Stored data
## START
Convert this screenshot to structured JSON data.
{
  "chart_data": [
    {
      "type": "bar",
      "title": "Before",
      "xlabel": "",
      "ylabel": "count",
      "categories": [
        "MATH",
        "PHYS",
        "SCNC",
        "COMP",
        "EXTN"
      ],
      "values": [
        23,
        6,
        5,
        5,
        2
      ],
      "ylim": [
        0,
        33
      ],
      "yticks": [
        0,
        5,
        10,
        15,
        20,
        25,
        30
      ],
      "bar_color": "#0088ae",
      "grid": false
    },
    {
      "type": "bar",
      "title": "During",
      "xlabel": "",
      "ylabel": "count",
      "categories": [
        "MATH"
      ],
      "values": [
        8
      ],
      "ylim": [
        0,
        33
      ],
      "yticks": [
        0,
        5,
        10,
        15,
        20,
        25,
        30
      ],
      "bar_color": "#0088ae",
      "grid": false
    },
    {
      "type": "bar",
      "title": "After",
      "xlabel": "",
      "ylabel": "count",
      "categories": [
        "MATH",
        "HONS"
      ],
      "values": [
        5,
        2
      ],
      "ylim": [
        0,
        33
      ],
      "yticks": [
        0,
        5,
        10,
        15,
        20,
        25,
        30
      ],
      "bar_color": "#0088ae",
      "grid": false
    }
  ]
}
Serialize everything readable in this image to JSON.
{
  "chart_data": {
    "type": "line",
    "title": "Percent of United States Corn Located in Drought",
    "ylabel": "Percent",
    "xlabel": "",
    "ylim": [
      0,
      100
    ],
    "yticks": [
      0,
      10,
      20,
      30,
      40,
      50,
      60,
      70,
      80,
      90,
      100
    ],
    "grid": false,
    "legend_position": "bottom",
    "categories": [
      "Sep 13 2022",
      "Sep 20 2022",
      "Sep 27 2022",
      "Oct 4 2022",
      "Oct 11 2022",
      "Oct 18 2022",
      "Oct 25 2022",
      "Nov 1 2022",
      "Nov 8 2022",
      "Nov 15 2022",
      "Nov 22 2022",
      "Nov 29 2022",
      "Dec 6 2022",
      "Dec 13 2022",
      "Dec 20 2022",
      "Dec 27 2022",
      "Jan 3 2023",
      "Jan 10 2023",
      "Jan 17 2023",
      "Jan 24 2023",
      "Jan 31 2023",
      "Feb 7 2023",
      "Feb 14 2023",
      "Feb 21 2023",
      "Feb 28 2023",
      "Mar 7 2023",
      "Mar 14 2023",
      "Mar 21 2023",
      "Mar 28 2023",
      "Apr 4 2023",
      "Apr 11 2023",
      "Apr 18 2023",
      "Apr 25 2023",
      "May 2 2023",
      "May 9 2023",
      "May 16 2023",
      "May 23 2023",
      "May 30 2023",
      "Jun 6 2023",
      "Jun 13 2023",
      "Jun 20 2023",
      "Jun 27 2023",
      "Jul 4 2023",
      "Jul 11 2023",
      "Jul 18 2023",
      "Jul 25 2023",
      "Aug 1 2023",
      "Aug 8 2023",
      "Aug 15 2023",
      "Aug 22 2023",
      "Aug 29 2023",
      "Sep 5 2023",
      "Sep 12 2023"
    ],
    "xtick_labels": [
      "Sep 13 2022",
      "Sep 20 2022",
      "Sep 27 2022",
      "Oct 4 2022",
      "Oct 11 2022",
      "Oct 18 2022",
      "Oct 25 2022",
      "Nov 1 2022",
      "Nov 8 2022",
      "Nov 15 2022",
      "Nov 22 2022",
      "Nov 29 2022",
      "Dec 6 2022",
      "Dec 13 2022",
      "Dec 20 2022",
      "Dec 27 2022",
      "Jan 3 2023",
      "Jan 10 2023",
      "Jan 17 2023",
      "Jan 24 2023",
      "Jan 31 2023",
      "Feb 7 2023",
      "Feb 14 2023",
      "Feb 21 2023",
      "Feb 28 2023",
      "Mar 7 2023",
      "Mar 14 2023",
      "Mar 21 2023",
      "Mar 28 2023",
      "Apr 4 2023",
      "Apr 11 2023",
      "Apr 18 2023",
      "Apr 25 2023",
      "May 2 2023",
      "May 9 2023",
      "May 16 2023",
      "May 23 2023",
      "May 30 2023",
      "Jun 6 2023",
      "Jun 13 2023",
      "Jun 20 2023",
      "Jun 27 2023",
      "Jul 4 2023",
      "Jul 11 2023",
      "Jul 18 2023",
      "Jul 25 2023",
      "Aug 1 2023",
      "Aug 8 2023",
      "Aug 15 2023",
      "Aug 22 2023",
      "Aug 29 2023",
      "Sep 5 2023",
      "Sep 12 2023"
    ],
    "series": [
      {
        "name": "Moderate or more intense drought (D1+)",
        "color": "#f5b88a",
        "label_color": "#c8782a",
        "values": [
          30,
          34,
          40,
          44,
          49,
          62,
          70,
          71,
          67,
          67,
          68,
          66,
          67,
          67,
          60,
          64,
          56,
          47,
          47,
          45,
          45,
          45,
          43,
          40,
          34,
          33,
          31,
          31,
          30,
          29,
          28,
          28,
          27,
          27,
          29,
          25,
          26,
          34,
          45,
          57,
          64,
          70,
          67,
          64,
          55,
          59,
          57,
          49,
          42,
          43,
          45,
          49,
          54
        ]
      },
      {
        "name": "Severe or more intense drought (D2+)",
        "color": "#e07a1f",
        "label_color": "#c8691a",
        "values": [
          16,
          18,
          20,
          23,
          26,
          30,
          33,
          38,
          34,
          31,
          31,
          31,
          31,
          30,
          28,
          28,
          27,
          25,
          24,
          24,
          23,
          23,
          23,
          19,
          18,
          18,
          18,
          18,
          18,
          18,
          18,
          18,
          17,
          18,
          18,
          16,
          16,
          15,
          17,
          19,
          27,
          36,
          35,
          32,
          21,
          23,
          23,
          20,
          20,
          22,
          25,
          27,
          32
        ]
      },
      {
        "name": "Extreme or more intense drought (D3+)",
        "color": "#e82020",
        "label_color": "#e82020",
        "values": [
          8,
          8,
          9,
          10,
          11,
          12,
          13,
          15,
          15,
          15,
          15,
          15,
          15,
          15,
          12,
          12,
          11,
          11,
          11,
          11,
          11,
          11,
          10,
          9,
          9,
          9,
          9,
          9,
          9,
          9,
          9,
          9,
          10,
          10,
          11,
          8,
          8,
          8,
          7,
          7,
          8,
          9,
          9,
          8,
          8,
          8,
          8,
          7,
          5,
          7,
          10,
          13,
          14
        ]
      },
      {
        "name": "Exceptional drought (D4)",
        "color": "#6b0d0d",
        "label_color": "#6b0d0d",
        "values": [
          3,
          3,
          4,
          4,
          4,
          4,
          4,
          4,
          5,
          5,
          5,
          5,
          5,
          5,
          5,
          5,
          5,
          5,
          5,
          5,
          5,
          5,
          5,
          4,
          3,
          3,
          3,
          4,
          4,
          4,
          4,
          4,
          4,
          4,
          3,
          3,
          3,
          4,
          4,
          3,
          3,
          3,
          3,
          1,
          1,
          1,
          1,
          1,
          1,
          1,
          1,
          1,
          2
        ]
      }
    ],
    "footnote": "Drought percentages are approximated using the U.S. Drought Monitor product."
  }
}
## END
Gather each line in the data that holds the string "this".

Convert this screenshot to structured JSON data.
Serialize everything readable in this image to JSON.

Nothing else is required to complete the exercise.